* _What the task asks_
Find each line containing the word "title" and report how many there are. Add nothing else.

(Entries taken from a collection)

-- BEGIN --

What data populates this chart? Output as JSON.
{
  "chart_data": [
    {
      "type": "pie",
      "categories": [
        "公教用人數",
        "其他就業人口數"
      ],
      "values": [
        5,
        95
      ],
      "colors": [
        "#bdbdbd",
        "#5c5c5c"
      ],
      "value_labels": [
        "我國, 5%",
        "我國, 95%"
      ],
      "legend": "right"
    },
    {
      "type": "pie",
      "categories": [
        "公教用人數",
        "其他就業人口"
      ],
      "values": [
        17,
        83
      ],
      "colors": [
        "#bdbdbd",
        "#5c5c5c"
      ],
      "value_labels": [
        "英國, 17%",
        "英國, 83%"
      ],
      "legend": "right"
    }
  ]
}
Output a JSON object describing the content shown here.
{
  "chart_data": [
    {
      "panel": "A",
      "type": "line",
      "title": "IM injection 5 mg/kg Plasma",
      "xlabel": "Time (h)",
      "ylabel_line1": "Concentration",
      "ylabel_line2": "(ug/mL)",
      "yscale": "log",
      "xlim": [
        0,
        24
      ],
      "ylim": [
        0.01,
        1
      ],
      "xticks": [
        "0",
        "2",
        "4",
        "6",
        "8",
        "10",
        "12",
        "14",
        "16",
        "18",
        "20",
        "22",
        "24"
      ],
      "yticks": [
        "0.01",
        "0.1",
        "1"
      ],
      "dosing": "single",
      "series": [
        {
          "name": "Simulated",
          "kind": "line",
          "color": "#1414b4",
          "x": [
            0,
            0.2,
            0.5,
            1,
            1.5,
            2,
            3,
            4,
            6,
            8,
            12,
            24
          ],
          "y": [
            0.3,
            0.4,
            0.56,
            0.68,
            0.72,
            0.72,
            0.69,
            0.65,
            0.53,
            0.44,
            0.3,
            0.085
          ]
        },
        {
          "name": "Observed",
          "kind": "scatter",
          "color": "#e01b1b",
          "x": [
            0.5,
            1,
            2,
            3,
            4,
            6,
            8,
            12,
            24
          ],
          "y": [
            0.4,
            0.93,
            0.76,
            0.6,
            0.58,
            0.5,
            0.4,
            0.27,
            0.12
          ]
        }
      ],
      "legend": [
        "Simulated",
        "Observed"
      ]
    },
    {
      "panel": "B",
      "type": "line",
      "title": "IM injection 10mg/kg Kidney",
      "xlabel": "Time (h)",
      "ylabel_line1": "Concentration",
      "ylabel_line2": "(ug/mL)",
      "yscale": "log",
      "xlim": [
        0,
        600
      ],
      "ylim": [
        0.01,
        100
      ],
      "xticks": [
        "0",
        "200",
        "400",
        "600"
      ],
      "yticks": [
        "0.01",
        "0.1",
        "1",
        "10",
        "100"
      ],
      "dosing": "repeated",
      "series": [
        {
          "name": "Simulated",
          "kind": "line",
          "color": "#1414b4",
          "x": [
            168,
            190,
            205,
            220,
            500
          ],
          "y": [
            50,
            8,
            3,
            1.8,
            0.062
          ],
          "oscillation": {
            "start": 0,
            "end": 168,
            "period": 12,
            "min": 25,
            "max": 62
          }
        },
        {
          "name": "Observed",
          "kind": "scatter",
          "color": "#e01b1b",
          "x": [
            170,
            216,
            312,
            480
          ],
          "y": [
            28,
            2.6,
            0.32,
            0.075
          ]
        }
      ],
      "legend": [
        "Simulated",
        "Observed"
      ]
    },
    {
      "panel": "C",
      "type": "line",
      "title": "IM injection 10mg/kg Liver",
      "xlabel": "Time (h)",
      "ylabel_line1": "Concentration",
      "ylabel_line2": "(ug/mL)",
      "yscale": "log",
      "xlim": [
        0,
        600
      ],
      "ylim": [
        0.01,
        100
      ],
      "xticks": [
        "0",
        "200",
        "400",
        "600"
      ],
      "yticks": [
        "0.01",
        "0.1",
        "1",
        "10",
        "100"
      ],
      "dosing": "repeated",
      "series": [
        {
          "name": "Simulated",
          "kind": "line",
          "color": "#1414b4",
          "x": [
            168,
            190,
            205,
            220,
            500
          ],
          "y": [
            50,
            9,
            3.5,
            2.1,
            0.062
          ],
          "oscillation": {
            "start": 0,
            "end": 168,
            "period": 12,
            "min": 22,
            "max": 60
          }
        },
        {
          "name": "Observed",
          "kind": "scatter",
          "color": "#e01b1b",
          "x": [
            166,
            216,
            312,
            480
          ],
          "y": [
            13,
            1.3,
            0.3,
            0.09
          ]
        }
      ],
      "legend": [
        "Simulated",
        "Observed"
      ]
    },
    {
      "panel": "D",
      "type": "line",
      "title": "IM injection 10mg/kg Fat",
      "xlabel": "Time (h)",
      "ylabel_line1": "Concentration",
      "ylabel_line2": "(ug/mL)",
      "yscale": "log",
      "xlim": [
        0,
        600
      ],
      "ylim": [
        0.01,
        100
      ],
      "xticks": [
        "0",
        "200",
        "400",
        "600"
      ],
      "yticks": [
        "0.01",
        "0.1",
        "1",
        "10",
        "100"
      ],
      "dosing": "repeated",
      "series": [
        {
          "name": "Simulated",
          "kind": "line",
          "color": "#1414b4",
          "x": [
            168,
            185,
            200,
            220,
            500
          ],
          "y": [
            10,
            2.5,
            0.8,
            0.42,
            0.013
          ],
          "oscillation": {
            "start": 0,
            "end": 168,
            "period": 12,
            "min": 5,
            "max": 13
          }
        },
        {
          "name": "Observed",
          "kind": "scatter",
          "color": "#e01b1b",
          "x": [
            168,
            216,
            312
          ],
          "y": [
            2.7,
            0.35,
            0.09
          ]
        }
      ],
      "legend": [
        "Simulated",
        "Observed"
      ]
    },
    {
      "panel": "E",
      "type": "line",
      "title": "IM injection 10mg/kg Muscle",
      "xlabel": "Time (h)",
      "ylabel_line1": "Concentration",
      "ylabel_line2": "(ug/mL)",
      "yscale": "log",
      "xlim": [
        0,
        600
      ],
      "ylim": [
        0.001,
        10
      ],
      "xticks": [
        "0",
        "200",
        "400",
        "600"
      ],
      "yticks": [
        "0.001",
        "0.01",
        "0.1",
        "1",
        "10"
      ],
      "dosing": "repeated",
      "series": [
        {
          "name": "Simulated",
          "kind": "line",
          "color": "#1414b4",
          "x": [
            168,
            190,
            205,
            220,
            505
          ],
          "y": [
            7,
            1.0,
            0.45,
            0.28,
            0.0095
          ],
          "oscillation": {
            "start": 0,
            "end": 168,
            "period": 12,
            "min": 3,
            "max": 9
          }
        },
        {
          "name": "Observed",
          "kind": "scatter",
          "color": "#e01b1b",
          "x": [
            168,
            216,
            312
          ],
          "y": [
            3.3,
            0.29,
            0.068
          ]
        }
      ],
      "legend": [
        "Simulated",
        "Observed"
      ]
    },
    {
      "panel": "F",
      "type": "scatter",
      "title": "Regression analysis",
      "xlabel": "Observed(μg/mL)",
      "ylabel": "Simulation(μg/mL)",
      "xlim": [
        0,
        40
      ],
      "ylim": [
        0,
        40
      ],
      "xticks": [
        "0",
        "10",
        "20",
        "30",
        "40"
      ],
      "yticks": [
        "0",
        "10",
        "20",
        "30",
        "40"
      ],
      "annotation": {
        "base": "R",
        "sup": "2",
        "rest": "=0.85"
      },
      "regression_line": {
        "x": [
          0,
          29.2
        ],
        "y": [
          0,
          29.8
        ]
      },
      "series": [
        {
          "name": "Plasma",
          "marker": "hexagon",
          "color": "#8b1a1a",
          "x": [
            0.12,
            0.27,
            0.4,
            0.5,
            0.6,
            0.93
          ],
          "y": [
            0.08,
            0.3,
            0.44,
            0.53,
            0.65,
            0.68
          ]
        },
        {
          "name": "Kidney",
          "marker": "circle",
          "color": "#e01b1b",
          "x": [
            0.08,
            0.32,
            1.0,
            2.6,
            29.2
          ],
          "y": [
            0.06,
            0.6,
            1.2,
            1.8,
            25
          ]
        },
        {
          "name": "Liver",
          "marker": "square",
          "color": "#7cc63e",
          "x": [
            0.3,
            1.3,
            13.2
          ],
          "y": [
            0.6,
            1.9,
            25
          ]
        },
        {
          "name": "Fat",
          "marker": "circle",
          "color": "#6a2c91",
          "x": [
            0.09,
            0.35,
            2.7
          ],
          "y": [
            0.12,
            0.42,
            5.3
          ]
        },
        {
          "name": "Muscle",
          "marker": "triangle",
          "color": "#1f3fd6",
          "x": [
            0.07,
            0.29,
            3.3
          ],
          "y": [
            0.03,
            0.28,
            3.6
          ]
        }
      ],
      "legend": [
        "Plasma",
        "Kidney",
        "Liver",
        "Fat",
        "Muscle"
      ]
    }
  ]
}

-- END --

* _Result_
6